### To do
Read the material below and count the lines holding the string "Exposure". Give that count with nothing added.
══ Recorded information ══
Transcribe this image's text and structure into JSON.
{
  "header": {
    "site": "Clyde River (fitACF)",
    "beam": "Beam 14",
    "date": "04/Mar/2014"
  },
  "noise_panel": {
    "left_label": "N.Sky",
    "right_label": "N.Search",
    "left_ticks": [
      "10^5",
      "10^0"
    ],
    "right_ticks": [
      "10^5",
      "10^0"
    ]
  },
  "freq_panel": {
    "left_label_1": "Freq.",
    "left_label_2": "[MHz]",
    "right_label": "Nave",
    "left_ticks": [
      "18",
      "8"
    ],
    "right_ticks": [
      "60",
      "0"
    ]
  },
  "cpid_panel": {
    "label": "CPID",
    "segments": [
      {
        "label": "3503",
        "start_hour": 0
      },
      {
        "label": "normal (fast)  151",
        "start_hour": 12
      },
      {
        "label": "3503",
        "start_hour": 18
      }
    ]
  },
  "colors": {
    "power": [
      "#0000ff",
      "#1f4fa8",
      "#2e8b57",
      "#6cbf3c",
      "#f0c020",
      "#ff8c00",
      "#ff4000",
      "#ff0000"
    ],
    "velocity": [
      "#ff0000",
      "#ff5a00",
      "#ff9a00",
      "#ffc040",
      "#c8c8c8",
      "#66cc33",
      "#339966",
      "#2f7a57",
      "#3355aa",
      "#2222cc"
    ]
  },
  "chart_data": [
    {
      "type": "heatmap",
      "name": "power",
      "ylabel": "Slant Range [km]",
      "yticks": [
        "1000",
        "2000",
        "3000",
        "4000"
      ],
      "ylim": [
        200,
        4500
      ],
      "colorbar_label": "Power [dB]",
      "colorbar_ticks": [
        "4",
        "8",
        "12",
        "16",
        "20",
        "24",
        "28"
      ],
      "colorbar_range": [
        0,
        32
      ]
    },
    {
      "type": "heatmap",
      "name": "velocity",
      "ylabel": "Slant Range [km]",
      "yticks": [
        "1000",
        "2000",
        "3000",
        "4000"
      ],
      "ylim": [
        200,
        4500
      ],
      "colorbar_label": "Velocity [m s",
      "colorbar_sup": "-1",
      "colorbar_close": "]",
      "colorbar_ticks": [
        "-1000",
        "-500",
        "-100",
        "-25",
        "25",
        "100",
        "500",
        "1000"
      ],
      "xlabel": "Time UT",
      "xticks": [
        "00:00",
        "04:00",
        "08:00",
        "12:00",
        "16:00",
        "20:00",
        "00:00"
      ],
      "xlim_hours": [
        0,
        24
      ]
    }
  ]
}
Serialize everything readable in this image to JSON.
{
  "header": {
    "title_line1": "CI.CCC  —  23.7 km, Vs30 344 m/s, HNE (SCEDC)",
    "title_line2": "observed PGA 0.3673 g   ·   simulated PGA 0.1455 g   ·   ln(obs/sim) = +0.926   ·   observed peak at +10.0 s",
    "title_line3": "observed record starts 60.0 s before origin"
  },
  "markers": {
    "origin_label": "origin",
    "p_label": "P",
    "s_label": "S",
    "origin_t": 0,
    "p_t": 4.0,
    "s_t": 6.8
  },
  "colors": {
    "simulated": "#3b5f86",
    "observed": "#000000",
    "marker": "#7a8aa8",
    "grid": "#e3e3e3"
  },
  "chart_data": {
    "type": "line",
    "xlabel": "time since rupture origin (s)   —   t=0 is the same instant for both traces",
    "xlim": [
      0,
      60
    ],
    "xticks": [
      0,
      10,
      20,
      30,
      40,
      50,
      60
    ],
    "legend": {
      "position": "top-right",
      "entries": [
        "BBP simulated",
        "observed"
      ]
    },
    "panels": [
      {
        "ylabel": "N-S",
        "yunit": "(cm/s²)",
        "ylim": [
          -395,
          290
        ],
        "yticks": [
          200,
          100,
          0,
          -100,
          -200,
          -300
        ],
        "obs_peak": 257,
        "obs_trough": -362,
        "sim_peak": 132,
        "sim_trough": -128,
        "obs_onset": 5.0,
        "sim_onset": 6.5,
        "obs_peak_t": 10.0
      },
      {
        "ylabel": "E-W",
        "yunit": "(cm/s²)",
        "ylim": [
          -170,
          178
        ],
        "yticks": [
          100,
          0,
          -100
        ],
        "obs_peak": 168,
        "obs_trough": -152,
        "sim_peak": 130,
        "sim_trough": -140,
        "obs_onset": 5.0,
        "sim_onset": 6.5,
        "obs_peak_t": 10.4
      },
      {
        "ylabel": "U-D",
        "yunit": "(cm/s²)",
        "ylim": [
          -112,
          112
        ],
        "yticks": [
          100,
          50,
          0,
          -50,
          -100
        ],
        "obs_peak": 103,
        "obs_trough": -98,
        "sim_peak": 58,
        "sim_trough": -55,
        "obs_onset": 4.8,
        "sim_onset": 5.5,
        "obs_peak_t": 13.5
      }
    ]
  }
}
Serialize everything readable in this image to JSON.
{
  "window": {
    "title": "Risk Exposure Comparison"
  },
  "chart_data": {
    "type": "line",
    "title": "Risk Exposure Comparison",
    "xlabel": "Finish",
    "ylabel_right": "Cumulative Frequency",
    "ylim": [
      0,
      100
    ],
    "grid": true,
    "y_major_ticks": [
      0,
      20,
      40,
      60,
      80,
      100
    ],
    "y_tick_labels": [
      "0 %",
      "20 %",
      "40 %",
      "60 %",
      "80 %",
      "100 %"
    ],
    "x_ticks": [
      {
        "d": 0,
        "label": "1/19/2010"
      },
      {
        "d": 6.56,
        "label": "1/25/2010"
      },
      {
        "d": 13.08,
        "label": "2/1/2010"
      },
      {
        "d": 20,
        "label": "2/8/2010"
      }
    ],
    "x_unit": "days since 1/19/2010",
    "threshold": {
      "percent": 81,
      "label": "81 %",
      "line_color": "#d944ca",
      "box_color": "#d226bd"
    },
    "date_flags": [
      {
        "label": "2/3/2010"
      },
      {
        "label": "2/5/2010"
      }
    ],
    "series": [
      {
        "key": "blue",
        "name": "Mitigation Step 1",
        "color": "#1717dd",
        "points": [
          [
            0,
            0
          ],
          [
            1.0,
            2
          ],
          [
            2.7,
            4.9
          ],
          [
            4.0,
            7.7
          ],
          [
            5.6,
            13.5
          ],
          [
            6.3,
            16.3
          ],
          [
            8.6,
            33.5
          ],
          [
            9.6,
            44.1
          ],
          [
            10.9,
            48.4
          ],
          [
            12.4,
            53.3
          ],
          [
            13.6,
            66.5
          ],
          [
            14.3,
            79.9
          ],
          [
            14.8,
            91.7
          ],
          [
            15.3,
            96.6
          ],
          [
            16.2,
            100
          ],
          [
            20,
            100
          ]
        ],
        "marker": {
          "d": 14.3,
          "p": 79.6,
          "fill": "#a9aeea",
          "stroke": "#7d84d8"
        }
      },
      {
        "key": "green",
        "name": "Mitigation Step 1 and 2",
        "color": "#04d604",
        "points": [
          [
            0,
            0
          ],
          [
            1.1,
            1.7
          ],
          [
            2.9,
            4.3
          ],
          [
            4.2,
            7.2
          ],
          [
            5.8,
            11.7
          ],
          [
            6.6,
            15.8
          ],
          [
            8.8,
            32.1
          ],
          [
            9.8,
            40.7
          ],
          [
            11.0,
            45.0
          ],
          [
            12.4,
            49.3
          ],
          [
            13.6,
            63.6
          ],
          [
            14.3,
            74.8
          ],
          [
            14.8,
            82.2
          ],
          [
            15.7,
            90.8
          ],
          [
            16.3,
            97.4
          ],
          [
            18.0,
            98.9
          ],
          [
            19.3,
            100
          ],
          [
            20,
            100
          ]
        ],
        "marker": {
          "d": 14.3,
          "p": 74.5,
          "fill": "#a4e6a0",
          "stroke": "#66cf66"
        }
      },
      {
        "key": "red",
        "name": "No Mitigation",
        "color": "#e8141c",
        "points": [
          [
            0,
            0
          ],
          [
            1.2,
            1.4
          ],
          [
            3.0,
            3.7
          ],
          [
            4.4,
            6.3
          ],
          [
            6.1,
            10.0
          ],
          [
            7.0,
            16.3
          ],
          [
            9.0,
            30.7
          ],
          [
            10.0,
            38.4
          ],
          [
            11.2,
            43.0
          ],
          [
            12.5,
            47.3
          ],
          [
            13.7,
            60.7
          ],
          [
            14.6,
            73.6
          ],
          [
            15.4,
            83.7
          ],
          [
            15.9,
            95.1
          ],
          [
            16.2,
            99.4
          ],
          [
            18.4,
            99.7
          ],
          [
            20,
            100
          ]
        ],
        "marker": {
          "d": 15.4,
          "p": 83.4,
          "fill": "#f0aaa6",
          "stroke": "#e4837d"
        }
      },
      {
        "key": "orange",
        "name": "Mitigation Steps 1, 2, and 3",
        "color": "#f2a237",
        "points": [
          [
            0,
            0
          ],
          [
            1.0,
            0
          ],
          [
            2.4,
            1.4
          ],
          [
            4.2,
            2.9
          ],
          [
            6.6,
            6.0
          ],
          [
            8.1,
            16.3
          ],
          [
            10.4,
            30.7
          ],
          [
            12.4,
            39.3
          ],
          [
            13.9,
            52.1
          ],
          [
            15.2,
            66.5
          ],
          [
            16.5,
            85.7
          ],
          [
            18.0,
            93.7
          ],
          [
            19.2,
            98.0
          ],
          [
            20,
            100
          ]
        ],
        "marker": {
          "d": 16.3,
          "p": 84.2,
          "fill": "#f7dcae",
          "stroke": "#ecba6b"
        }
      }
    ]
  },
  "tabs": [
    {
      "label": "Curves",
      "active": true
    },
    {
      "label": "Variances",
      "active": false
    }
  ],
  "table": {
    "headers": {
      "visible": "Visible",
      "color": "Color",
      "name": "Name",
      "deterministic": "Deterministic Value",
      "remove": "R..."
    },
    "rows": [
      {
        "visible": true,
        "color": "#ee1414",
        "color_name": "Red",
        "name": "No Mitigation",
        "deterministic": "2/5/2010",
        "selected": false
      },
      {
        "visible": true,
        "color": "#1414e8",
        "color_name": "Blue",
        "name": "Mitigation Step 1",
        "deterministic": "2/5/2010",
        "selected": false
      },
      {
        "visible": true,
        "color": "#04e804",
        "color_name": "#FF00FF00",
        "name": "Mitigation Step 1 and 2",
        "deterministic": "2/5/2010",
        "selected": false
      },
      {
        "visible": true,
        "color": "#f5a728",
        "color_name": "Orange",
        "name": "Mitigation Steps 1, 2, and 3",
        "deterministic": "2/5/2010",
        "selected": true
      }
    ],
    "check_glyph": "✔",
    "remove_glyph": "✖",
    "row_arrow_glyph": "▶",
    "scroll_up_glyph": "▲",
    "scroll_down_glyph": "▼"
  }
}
═══
### Complete answer
2